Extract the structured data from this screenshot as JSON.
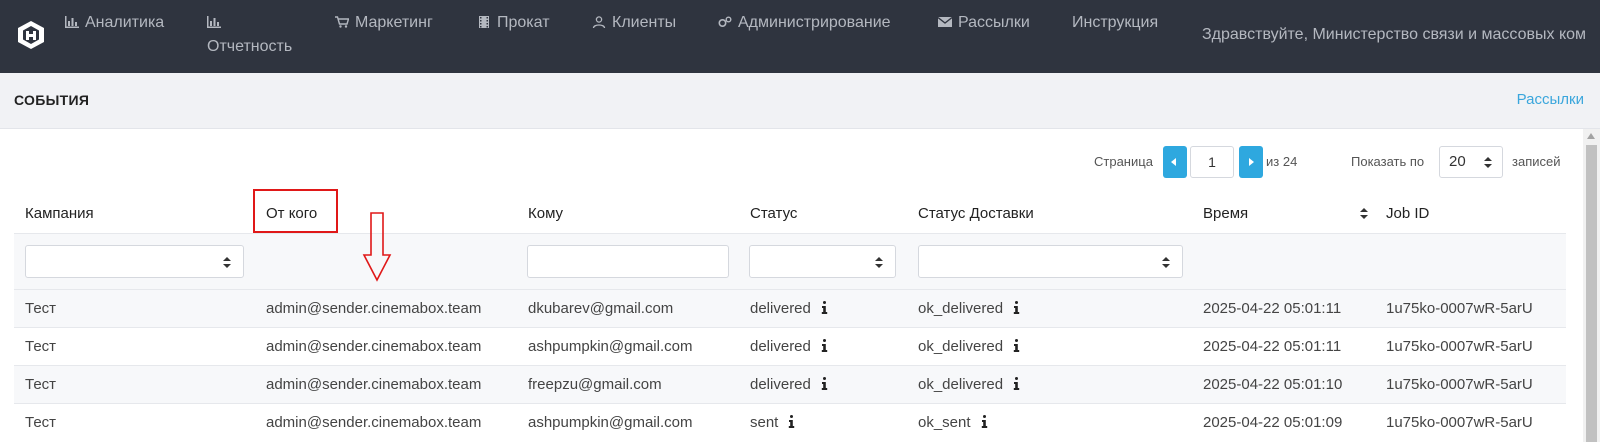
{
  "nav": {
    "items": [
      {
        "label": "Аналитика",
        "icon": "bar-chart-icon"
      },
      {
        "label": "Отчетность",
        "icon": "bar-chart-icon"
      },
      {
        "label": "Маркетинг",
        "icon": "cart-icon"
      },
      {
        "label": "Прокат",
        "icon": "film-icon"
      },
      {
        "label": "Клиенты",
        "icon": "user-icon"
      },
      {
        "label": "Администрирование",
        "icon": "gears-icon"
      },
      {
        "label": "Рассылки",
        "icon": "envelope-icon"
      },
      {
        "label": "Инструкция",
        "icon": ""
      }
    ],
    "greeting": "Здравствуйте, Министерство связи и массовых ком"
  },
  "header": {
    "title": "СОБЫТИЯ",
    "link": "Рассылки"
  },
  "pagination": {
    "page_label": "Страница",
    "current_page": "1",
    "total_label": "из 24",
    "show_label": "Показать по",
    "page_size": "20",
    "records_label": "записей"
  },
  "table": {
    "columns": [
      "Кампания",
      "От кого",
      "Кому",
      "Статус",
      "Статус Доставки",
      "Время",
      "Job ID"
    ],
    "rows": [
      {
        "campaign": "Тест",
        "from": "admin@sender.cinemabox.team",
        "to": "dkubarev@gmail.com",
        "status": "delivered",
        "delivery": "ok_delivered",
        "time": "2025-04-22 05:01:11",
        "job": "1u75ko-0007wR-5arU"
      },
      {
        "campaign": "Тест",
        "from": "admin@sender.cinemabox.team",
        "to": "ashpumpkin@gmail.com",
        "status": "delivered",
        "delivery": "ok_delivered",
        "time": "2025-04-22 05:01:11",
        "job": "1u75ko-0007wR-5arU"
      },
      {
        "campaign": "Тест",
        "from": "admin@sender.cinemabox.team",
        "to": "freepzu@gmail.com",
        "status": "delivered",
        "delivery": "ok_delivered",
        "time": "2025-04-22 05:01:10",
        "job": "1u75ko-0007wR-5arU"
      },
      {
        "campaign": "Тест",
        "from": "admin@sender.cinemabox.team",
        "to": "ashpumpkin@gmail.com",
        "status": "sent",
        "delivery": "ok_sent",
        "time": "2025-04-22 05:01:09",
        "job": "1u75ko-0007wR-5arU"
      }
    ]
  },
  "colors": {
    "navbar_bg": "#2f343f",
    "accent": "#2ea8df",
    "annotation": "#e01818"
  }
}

────────────────

### Written instruction
Pick out the lines that contain "icon" and copy them.

### Output
        "icon": "bar-chart-icon"
        "icon": "bar-chart-icon"
        "icon": "cart-icon"
        "icon": "film-icon"
        "icon": "user-icon"
        "icon": "gears-icon"
        "icon": "envelope-icon"
        "icon": ""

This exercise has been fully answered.